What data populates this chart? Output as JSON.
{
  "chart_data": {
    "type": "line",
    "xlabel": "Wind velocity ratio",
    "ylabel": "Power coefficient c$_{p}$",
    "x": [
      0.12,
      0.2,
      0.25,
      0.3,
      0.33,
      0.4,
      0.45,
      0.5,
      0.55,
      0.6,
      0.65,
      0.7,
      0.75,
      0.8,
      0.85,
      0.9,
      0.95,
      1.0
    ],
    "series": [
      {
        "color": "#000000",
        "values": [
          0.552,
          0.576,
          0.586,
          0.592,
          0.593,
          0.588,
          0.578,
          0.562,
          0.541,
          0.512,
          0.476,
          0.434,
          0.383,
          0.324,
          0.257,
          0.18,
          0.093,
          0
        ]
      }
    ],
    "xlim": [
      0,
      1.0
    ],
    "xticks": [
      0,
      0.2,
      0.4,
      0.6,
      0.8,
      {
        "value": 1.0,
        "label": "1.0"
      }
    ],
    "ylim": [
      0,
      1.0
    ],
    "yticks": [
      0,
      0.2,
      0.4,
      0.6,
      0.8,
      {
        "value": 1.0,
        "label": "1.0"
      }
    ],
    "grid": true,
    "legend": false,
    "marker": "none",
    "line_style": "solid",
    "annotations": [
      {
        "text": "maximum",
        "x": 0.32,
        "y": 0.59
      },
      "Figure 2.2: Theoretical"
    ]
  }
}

→ **Set exercise**
Retype the whole listing above exactly.

→ **Result for this exercise**
What data populates this chart? Output as JSON.
{
  "chart_data": {
    "type": "line",
    "xlabel": "Wind velocity ratio",
    "ylabel": "Power coefficient c$_{p}$",
    "x": [
      0.12,
      0.2,
      0.25,
      0.3,
      0.33,
      0.4,
      0.45,
      0.5,
      0.55,
      0.6,
      0.65,
      0.7,
      0.75,
      0.8,
      0.85,
      0.9,
      0.95,
      1.0
    ],
    "series": [
      {
        "color": "#000000",
        "values": [
          0.552,
          0.576,
          0.586,
          0.592,
          0.593,
          0.588,
          0.578,
          0.562,
          0.541,
          0.512,
          0.476,
          0.434,
          0.383,
          0.324,
          0.257,
          0.18,
          0.093,
          0
        ]
      }
    ],
    "xlim": [
      0,
      1.0
    ],
    "xticks": [
      0,
      0.2,
      0.4,
      0.6,
      0.8,
      {
        "value": 1.0,
        "label": "1.0"
      }
    ],
    "ylim": [
      0,
      1.0
    ],
    "yticks": [
      0,
      0.2,
      0.4,
      0.6,
      0.8,
      {
        "value": 1.0,
        "label": "1.0"
      }
    ],
    "grid": true,
    "legend": false,
    "marker": "none",
    "line_style": "solid",
    "annotations": [
      {
        "text": "maximum",
        "x": 0.32,
        "y": 0.59
      },
      "Figure 2.2: Theoretical"
    ]
  }
}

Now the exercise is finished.